Print the part of the C++ serialization passage starting at "You should have" and ending at "the original code.", character for character.

▶ _PASSAGE_:
::::::::
You should have a look at Boost Serialization.

If you can't use 3rd party libraries, you must know that C++ doesn't support serialization directly. This means you'll have to do it yourself.

This article shows a nice way of serializing a custom object to the disk and retrieving it back. And this tutorial shows you how to get started right now with fstream.

This is my attempt:

EDIT: since the OP asked how to store/retrieve more than record I decided to updated the original code.

So, what changed? Now there's an array student_t apprentice[3]; to store information of 3 students. The entire array is serialized to the disk and then it's all loaded back to the RAM where reading/searching for specific records is possible. Note that this is a very very small file (84 bytes). I do not suggest this approach when searching records on huge files.

#include <fstream>
#include <iostream>
#include <vector>
#include <string.h>

using namespace std;


typedef struct student
{
    char name[10];
    int age;
    vector<int> grades;
}student_t;

int main()
::::::::
▶ _DATASET RECORDS_:
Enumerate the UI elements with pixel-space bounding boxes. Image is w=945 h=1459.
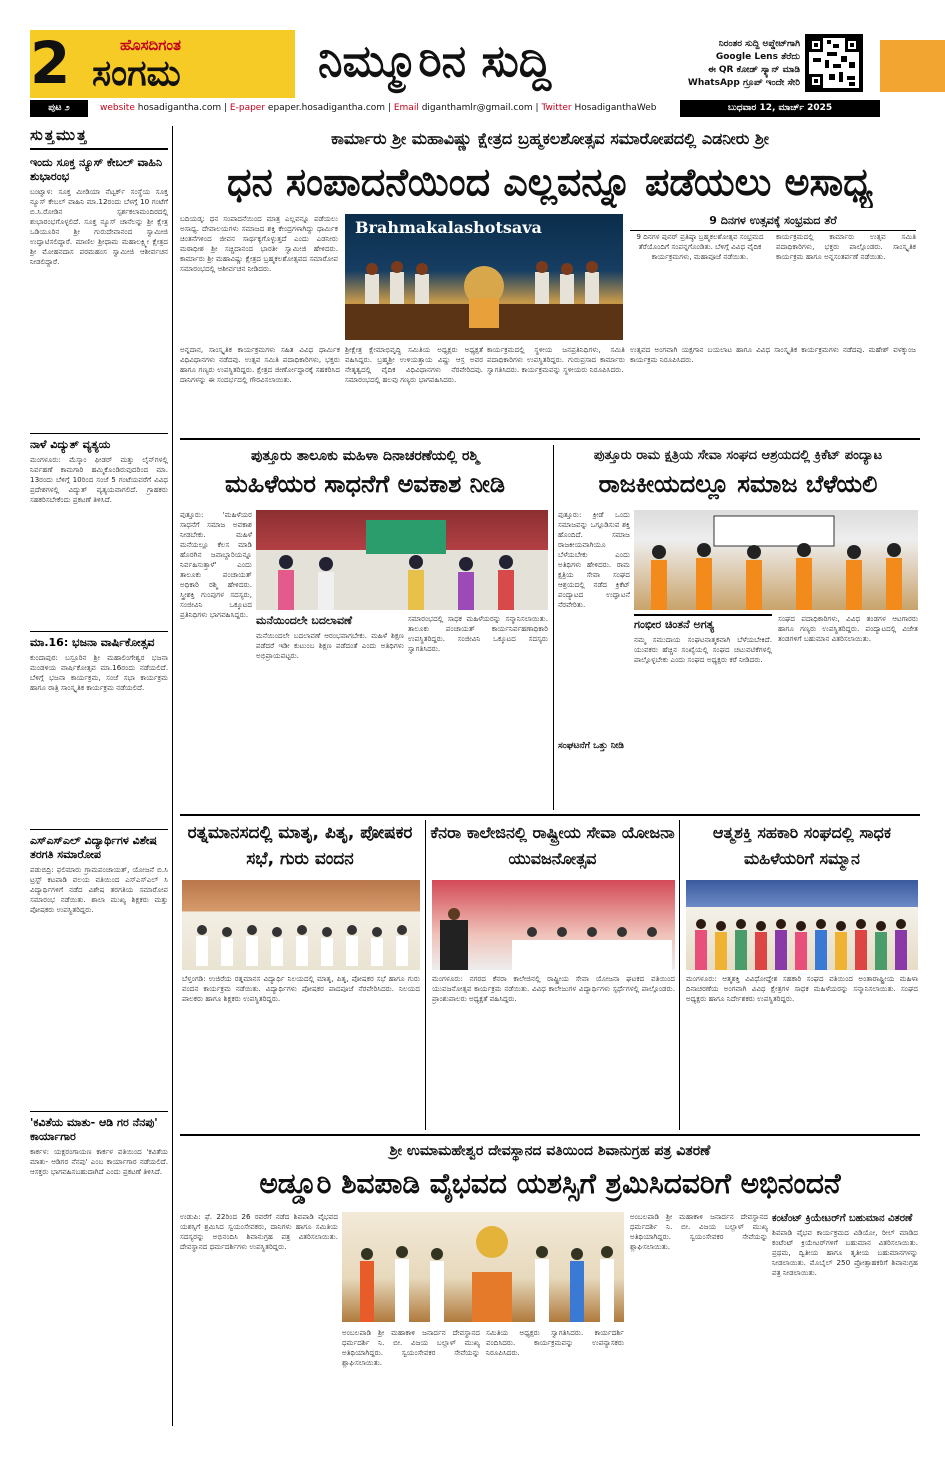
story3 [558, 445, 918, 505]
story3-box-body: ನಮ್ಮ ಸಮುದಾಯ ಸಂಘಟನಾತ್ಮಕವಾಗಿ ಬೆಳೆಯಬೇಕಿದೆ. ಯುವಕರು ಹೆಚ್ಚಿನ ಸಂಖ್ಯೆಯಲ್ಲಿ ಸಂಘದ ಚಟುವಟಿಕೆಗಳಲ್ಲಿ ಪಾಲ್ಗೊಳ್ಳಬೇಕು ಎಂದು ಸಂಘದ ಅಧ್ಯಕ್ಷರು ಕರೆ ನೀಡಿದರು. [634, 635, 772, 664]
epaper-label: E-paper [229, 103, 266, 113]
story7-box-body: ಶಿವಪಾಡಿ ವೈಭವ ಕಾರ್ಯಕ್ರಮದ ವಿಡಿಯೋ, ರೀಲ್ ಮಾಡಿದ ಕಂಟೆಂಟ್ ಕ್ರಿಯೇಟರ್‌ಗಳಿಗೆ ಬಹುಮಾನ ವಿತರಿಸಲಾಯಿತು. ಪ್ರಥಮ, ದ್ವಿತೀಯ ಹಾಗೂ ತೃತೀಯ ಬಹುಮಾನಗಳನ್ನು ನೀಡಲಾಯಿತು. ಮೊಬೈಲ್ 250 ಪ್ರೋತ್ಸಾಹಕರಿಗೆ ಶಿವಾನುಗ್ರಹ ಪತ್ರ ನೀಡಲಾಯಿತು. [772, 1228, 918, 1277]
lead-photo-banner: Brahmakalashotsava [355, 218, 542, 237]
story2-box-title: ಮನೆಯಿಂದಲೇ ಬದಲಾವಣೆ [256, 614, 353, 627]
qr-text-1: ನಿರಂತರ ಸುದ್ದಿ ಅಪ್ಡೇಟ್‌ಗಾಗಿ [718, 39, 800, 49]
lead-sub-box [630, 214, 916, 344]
::::::::
▶ _RESULT_:
You should have a look at Boost Serialization.

If you can't use 3rd party libraries, you must know that C++ doesn't support serialization directly. This means you'll have to do it yourself.

This article shows a nice way of serializing a custom object to the disk and retrieving it back. And this tutorial shows you how to get started right now with fstream.

This is my attempt:

EDIT: since the OP asked how to store/retrieve more than record I decided to updated the original code.